> [Set problem] Repeat the records below exactly.

> [Task material]
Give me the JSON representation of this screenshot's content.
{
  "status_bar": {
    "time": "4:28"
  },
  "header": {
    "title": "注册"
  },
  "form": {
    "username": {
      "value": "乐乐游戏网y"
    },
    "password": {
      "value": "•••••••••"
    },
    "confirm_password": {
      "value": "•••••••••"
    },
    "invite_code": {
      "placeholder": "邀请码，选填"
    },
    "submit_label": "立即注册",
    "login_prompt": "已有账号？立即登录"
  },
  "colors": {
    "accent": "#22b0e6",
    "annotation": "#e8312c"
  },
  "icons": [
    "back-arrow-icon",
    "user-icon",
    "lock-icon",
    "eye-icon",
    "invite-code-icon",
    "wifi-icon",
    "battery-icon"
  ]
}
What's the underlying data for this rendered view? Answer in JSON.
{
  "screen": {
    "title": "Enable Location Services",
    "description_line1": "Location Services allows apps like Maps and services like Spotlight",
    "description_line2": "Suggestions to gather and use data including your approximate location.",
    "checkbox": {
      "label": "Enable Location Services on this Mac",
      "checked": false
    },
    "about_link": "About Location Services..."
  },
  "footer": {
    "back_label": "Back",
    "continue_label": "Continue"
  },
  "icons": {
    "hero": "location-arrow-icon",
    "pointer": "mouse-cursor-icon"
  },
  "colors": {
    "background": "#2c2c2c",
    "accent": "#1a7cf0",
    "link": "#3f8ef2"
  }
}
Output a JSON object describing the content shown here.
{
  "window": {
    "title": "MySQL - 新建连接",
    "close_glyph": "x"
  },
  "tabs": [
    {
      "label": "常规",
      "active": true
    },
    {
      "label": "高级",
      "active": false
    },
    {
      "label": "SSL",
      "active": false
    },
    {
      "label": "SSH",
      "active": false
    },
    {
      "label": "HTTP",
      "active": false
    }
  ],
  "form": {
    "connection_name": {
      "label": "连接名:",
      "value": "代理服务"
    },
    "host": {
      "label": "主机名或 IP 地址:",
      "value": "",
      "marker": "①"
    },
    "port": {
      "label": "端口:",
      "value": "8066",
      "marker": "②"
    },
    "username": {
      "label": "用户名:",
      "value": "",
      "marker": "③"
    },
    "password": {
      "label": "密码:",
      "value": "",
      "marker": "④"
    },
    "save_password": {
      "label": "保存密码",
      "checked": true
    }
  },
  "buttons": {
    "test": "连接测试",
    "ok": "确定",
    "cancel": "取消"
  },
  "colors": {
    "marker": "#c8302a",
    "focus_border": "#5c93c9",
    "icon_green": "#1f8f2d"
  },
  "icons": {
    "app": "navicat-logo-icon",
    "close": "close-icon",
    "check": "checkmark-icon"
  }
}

> [Response]
Give me the JSON representation of this screenshot's content.
{
  "status_bar": {
    "time": "4:28"
  },
  "header": {
    "title": "注册"
  },
  "form": {
    "username": {
      "value": "乐乐游戏网y"
    },
    "password": {
      "value": "•••••••••"
    },
    "confirm_password": {
      "value": "•••••••••"
    },
    "invite_code": {
      "placeholder": "邀请码，选填"
    },
    "submit_label": "立即注册",
    "login_prompt": "已有账号？立即登录"
  },
  "colors": {
    "accent": "#22b0e6",
    "annotation": "#e8312c"
  },
  "icons": [
    "back-arrow-icon",
    "user-icon",
    "lock-icon",
    "eye-icon",
    "invite-code-icon",
    "wifi-icon",
    "battery-icon"
  ]
}
What's the underlying data for this rendered view? Answer in JSON.
{
  "screen": {
    "title": "Enable Location Services",
    "description_line1": "Location Services allows apps like Maps and services like Spotlight",
    "description_line2": "Suggestions to gather and use data including your approximate location.",
    "checkbox": {
      "label": "Enable Location Services on this Mac",
      "checked": false
    },
    "about_link": "About Location Services..."
  },
  "footer": {
    "back_label": "Back",
    "continue_label": "Continue"
  },
  "icons": {
    "hero": "location-arrow-icon",
    "pointer": "mouse-cursor-icon"
  },
  "colors": {
    "background": "#2c2c2c",
    "accent": "#1a7cf0",
    "link": "#3f8ef2"
  }
}
Output a JSON object describing the content shown here.
{
  "window": {
    "title": "MySQL - 新建连接",
    "close_glyph": "x"
  },
  "tabs": [
    {
      "label": "常规",
      "active": true
    },
    {
      "label": "高级",
      "active": false
    },
    {
      "label": "SSL",
      "active": false
    },
    {
      "label": "SSH",
      "active": false
    },
    {
      "label": "HTTP",
      "active": false
    }
  ],
  "form": {
    "connection_name": {
      "label": "连接名:",
      "value": "代理服务"
    },
    "host": {
      "label": "主机名或 IP 地址:",
      "value": "",
      "marker": "①"
    },
    "port": {
      "label": "端口:",
      "value": "8066",
      "marker": "②"
    },
    "username": {
      "label": "用户名:",
      "value": "",
      "marker": "③"
    },
    "password": {
      "label": "密码:",
      "value": "",
      "marker": "④"
    },
    "save_password": {
      "label": "保存密码",
      "checked": true
    }
  },
  "buttons": {
    "test": "连接测试",
    "ok": "确定",
    "cancel": "取消"
  },
  "colors": {
    "marker": "#c8302a",
    "focus_border": "#5c93c9",
    "icon_green": "#1f8f2d"
  },
  "icons": {
    "app": "navicat-logo-icon",
    "close": "close-icon",
    "check": "checkmark-icon"
  }
}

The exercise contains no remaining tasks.